STATED GOAL: Would you transcribe the listing that follows, character for character, and omit its images?

ITEMS:
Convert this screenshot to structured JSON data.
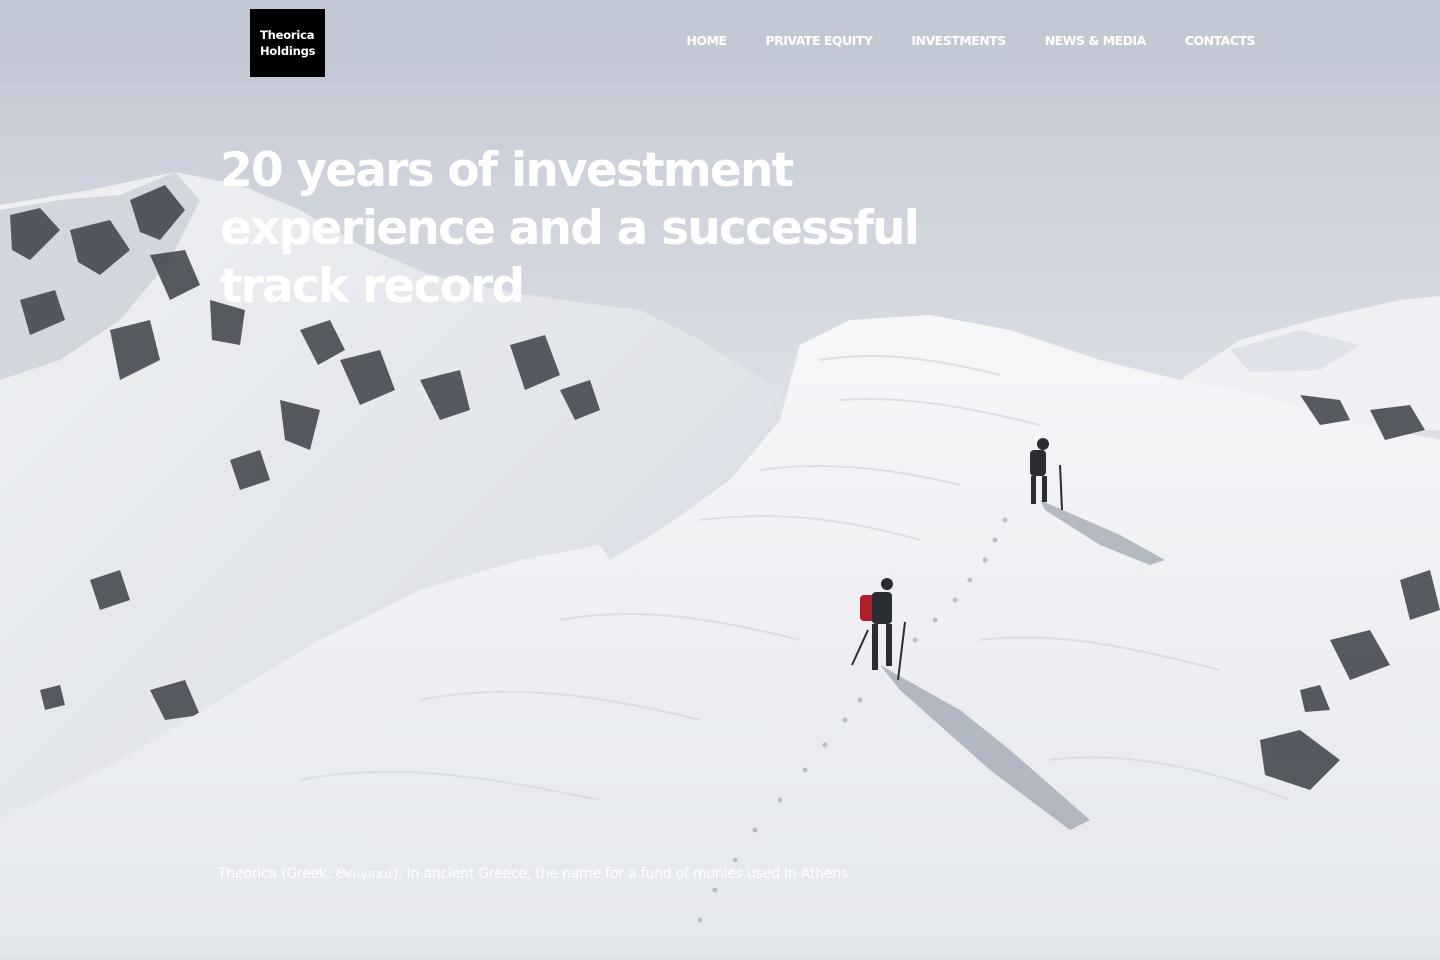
{
  "brand": {
    "line1": "Theorica",
    "line2": "Holdings",
    "background": "#000000",
    "text_color": "#ffffff"
  },
  "nav": {
    "items": [
      {
        "label": "HOME"
      },
      {
        "label": "PRIVATE EQUITY"
      },
      {
        "label": "INVESTMENTS"
      },
      {
        "label": "NEWS & MEDIA"
      },
      {
        "label": "CONTACTS"
      }
    ]
  },
  "hero": {
    "headline_lines": [
      "20 years of investment",
      "experience and a successful",
      "track record"
    ],
    "caption_prefix": "Theorica (Greek: ",
    "caption_greek": "Θεωρικά",
    "caption_suffix": "): in ancient Greece, the name for a fund of monies used in Athens",
    "background_image": "snowy-mountain-ridge-with-two-climbers"
  },
  "colors": {
    "text": "#ffffff",
    "sky": "#c9ced8",
    "snow": "#f2f3f5"
  }
}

OUTPUT FOR THIS EXERCISE:
Convert this screenshot to structured JSON data.
{
  "brand": {
    "line1": "Theorica",
    "line2": "Holdings",
    "background": "#000000",
    "text_color": "#ffffff"
  },
  "nav": {
    "items": [
      {
        "label": "HOME"
      },
      {
        "label": "PRIVATE EQUITY"
      },
      {
        "label": "INVESTMENTS"
      },
      {
        "label": "NEWS & MEDIA"
      },
      {
        "label": "CONTACTS"
      }
    ]
  },
  "hero": {
    "headline_lines": [
      "20 years of investment",
      "experience and a successful",
      "track record"
    ],
    "caption_prefix": "Theorica (Greek: ",
    "caption_greek": "Θεωρικά",
    "caption_suffix": "): in ancient Greece, the name for a fund of monies used in Athens",
    "background_image": "snowy-mountain-ridge-with-two-climbers"
  },
  "colors": {
    "text": "#ffffff",
    "sky": "#c9ced8",
    "snow": "#f2f3f5"
  }
}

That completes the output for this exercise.